#### Your instructions:
Omit the pictures, please, and give each record below again exactly.

Data listing:
-- begin --

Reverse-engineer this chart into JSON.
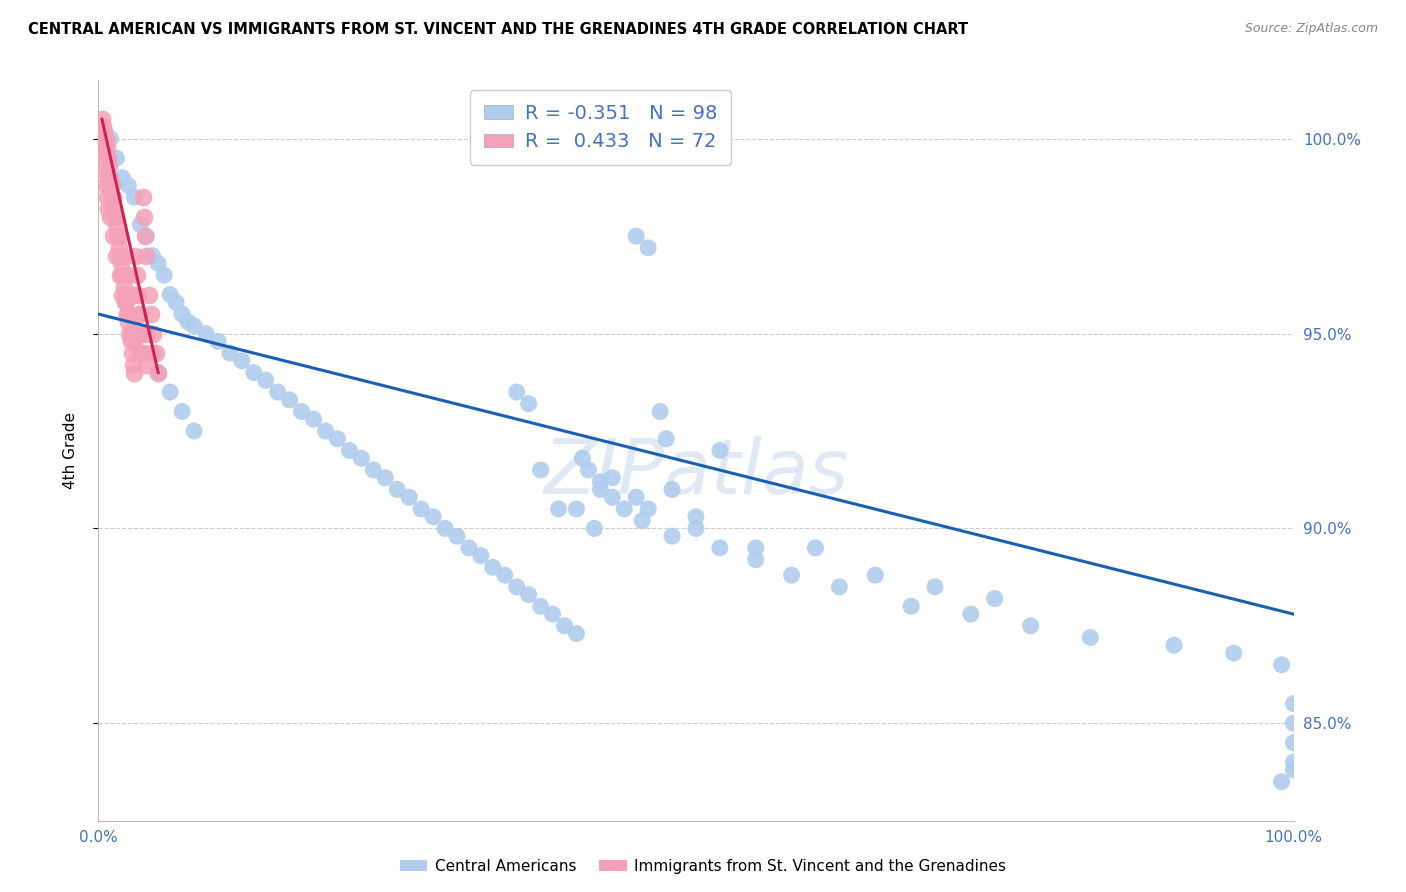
{
  "title": "CENTRAL AMERICAN VS IMMIGRANTS FROM ST. VINCENT AND THE GRENADINES 4TH GRADE CORRELATION CHART",
  "source": "Source: ZipAtlas.com",
  "ylabel": "4th Grade",
  "xmin": 0.0,
  "xmax": 100.0,
  "ymin": 82.5,
  "ymax": 101.5,
  "yticks": [
    85.0,
    90.0,
    95.0,
    100.0
  ],
  "xtick_labels": [
    "0.0%",
    "",
    "",
    "",
    "",
    "100.0%"
  ],
  "xtick_positions": [
    0,
    20,
    40,
    60,
    80,
    100
  ],
  "blue_R": -0.351,
  "blue_N": 98,
  "pink_R": 0.433,
  "pink_N": 72,
  "blue_color": "#b0ccee",
  "pink_color": "#f4a0b8",
  "blue_line_color": "#1a5fb4",
  "pink_line_color": "#cc2255",
  "label_color": "#4472c4",
  "watermark": "ZIPatlas",
  "watermark_color": "#c0d4ec",
  "blue_trend_x": [
    0.0,
    100.0
  ],
  "blue_trend_y": [
    95.5,
    87.8
  ],
  "pink_trend_x": [
    0.3,
    5.0
  ],
  "pink_trend_y": [
    100.5,
    94.0
  ],
  "blue_scatter_x": [
    1.0,
    1.5,
    2.0,
    2.5,
    3.0,
    3.5,
    4.0,
    4.5,
    5.0,
    5.5,
    6.0,
    6.5,
    7.0,
    7.5,
    8.0,
    9.0,
    10.0,
    11.0,
    12.0,
    13.0,
    14.0,
    15.0,
    16.0,
    17.0,
    18.0,
    19.0,
    20.0,
    21.0,
    22.0,
    23.0,
    24.0,
    25.0,
    26.0,
    27.0,
    28.0,
    29.0,
    30.0,
    31.0,
    32.0,
    33.0,
    34.0,
    35.0,
    36.0,
    37.0,
    38.0,
    39.0,
    40.0,
    41.0,
    42.0,
    43.0,
    44.0,
    45.0,
    46.0,
    47.0,
    48.0,
    50.0,
    37.0,
    38.5,
    40.5,
    45.5,
    47.5,
    52.0,
    55.0,
    40.0,
    41.5,
    48.0,
    60.0,
    65.0,
    70.0,
    75.0,
    99.0,
    100.0,
    100.0,
    100.0,
    100.0,
    100.0,
    3.0,
    4.0,
    5.0,
    6.0,
    7.0,
    8.0,
    35.0,
    36.0,
    42.0,
    43.0,
    45.0,
    46.0,
    50.0,
    52.0,
    55.0,
    58.0,
    62.0,
    68.0,
    73.0,
    78.0,
    83.0,
    90.0,
    95.0,
    99.0
  ],
  "blue_scatter_y": [
    100.0,
    99.5,
    99.0,
    98.8,
    98.5,
    97.8,
    97.5,
    97.0,
    96.8,
    96.5,
    96.0,
    95.8,
    95.5,
    95.3,
    95.2,
    95.0,
    94.8,
    94.5,
    94.3,
    94.0,
    93.8,
    93.5,
    93.3,
    93.0,
    92.8,
    92.5,
    92.3,
    92.0,
    91.8,
    91.5,
    91.3,
    91.0,
    90.8,
    90.5,
    90.3,
    90.0,
    89.8,
    89.5,
    89.3,
    89.0,
    88.8,
    88.5,
    88.3,
    88.0,
    87.8,
    87.5,
    87.3,
    91.5,
    91.2,
    90.8,
    90.5,
    97.5,
    97.2,
    93.0,
    91.0,
    90.3,
    91.5,
    90.5,
    91.8,
    90.2,
    92.3,
    92.0,
    89.5,
    90.5,
    90.0,
    89.8,
    89.5,
    88.8,
    88.5,
    88.2,
    83.5,
    83.8,
    84.0,
    84.5,
    85.0,
    85.5,
    95.0,
    94.5,
    94.0,
    93.5,
    93.0,
    92.5,
    93.5,
    93.2,
    91.0,
    91.3,
    90.8,
    90.5,
    90.0,
    89.5,
    89.2,
    88.8,
    88.5,
    88.0,
    87.8,
    87.5,
    87.2,
    87.0,
    86.8,
    86.5
  ],
  "pink_scatter_x": [
    0.3,
    0.4,
    0.5,
    0.6,
    0.7,
    0.8,
    0.9,
    1.0,
    1.1,
    1.2,
    1.3,
    1.4,
    1.5,
    1.6,
    1.7,
    1.8,
    1.9,
    2.0,
    2.1,
    2.2,
    2.3,
    2.4,
    2.5,
    2.6,
    2.7,
    2.8,
    2.9,
    3.0,
    3.1,
    3.2,
    3.3,
    3.4,
    3.5,
    3.6,
    3.7,
    3.8,
    3.9,
    4.0,
    4.2,
    4.4,
    4.6,
    4.8,
    5.0,
    0.5,
    0.6,
    0.7,
    0.8,
    1.0,
    1.2,
    1.5,
    1.8,
    2.0,
    2.2,
    2.5,
    2.8,
    3.0,
    3.5,
    4.0,
    0.4,
    0.5,
    0.6,
    0.8,
    1.0,
    1.2,
    1.5,
    1.8,
    2.0,
    2.5,
    3.0,
    3.5,
    4.0,
    4.5
  ],
  "pink_scatter_y": [
    100.5,
    100.3,
    100.2,
    100.0,
    99.8,
    99.5,
    99.3,
    99.0,
    98.8,
    98.5,
    98.2,
    98.0,
    97.8,
    97.5,
    97.2,
    97.0,
    96.8,
    96.5,
    96.2,
    96.0,
    95.8,
    95.5,
    95.3,
    95.0,
    94.8,
    94.5,
    94.2,
    94.0,
    97.0,
    96.5,
    96.0,
    95.5,
    95.0,
    94.5,
    98.5,
    98.0,
    97.5,
    97.0,
    96.0,
    95.5,
    95.0,
    94.5,
    94.0,
    99.2,
    98.8,
    98.5,
    98.2,
    98.0,
    97.5,
    97.0,
    96.5,
    96.0,
    95.8,
    95.5,
    95.0,
    94.8,
    94.5,
    94.2,
    100.0,
    99.8,
    99.5,
    99.0,
    98.8,
    98.5,
    98.0,
    97.5,
    97.0,
    96.5,
    96.0,
    95.5,
    95.0,
    94.5
  ]
}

-- end --

#### Answer to this exercise:
Reverse-engineer this chart into JSON.
{
  "title": "CENTRAL AMERICAN VS IMMIGRANTS FROM ST. VINCENT AND THE GRENADINES 4TH GRADE CORRELATION CHART",
  "source": "Source: ZipAtlas.com",
  "ylabel": "4th Grade",
  "xmin": 0.0,
  "xmax": 100.0,
  "ymin": 82.5,
  "ymax": 101.5,
  "yticks": [
    85.0,
    90.0,
    95.0,
    100.0
  ],
  "xtick_labels": [
    "0.0%",
    "",
    "",
    "",
    "",
    "100.0%"
  ],
  "xtick_positions": [
    0,
    20,
    40,
    60,
    80,
    100
  ],
  "blue_R": -0.351,
  "blue_N": 98,
  "pink_R": 0.433,
  "pink_N": 72,
  "blue_color": "#b0ccee",
  "pink_color": "#f4a0b8",
  "blue_line_color": "#1a5fb4",
  "pink_line_color": "#cc2255",
  "label_color": "#4472c4",
  "watermark": "ZIPatlas",
  "watermark_color": "#c0d4ec",
  "blue_trend_x": [
    0.0,
    100.0
  ],
  "blue_trend_y": [
    95.5,
    87.8
  ],
  "pink_trend_x": [
    0.3,
    5.0
  ],
  "pink_trend_y": [
    100.5,
    94.0
  ],
  "blue_scatter_x": [
    1.0,
    1.5,
    2.0,
    2.5,
    3.0,
    3.5,
    4.0,
    4.5,
    5.0,
    5.5,
    6.0,
    6.5,
    7.0,
    7.5,
    8.0,
    9.0,
    10.0,
    11.0,
    12.0,
    13.0,
    14.0,
    15.0,
    16.0,
    17.0,
    18.0,
    19.0,
    20.0,
    21.0,
    22.0,
    23.0,
    24.0,
    25.0,
    26.0,
    27.0,
    28.0,
    29.0,
    30.0,
    31.0,
    32.0,
    33.0,
    34.0,
    35.0,
    36.0,
    37.0,
    38.0,
    39.0,
    40.0,
    41.0,
    42.0,
    43.0,
    44.0,
    45.0,
    46.0,
    47.0,
    48.0,
    50.0,
    37.0,
    38.5,
    40.5,
    45.5,
    47.5,
    52.0,
    55.0,
    40.0,
    41.5,
    48.0,
    60.0,
    65.0,
    70.0,
    75.0,
    99.0,
    100.0,
    100.0,
    100.0,
    100.0,
    100.0,
    3.0,
    4.0,
    5.0,
    6.0,
    7.0,
    8.0,
    35.0,
    36.0,
    42.0,
    43.0,
    45.0,
    46.0,
    50.0,
    52.0,
    55.0,
    58.0,
    62.0,
    68.0,
    73.0,
    78.0,
    83.0,
    90.0,
    95.0,
    99.0
  ],
  "blue_scatter_y": [
    100.0,
    99.5,
    99.0,
    98.8,
    98.5,
    97.8,
    97.5,
    97.0,
    96.8,
    96.5,
    96.0,
    95.8,
    95.5,
    95.3,
    95.2,
    95.0,
    94.8,
    94.5,
    94.3,
    94.0,
    93.8,
    93.5,
    93.3,
    93.0,
    92.8,
    92.5,
    92.3,
    92.0,
    91.8,
    91.5,
    91.3,
    91.0,
    90.8,
    90.5,
    90.3,
    90.0,
    89.8,
    89.5,
    89.3,
    89.0,
    88.8,
    88.5,
    88.3,
    88.0,
    87.8,
    87.5,
    87.3,
    91.5,
    91.2,
    90.8,
    90.5,
    97.5,
    97.2,
    93.0,
    91.0,
    90.3,
    91.5,
    90.5,
    91.8,
    90.2,
    92.3,
    92.0,
    89.5,
    90.5,
    90.0,
    89.8,
    89.5,
    88.8,
    88.5,
    88.2,
    83.5,
    83.8,
    84.0,
    84.5,
    85.0,
    85.5,
    95.0,
    94.5,
    94.0,
    93.5,
    93.0,
    92.5,
    93.5,
    93.2,
    91.0,
    91.3,
    90.8,
    90.5,
    90.0,
    89.5,
    89.2,
    88.8,
    88.5,
    88.0,
    87.8,
    87.5,
    87.2,
    87.0,
    86.8,
    86.5
  ],
  "pink_scatter_x": [
    0.3,
    0.4,
    0.5,
    0.6,
    0.7,
    0.8,
    0.9,
    1.0,
    1.1,
    1.2,
    1.3,
    1.4,
    1.5,
    1.6,
    1.7,
    1.8,
    1.9,
    2.0,
    2.1,
    2.2,
    2.3,
    2.4,
    2.5,
    2.6,
    2.7,
    2.8,
    2.9,
    3.0,
    3.1,
    3.2,
    3.3,
    3.4,
    3.5,
    3.6,
    3.7,
    3.8,
    3.9,
    4.0,
    4.2,
    4.4,
    4.6,
    4.8,
    5.0,
    0.5,
    0.6,
    0.7,
    0.8,
    1.0,
    1.2,
    1.5,
    1.8,
    2.0,
    2.2,
    2.5,
    2.8,
    3.0,
    3.5,
    4.0,
    0.4,
    0.5,
    0.6,
    0.8,
    1.0,
    1.2,
    1.5,
    1.8,
    2.0,
    2.5,
    3.0,
    3.5,
    4.0,
    4.5
  ],
  "pink_scatter_y": [
    100.5,
    100.3,
    100.2,
    100.0,
    99.8,
    99.5,
    99.3,
    99.0,
    98.8,
    98.5,
    98.2,
    98.0,
    97.8,
    97.5,
    97.2,
    97.0,
    96.8,
    96.5,
    96.2,
    96.0,
    95.8,
    95.5,
    95.3,
    95.0,
    94.8,
    94.5,
    94.2,
    94.0,
    97.0,
    96.5,
    96.0,
    95.5,
    95.0,
    94.5,
    98.5,
    98.0,
    97.5,
    97.0,
    96.0,
    95.5,
    95.0,
    94.5,
    94.0,
    99.2,
    98.8,
    98.5,
    98.2,
    98.0,
    97.5,
    97.0,
    96.5,
    96.0,
    95.8,
    95.5,
    95.0,
    94.8,
    94.5,
    94.2,
    100.0,
    99.8,
    99.5,
    99.0,
    98.8,
    98.5,
    98.0,
    97.5,
    97.0,
    96.5,
    96.0,
    95.5,
    95.0,
    94.5
  ]
}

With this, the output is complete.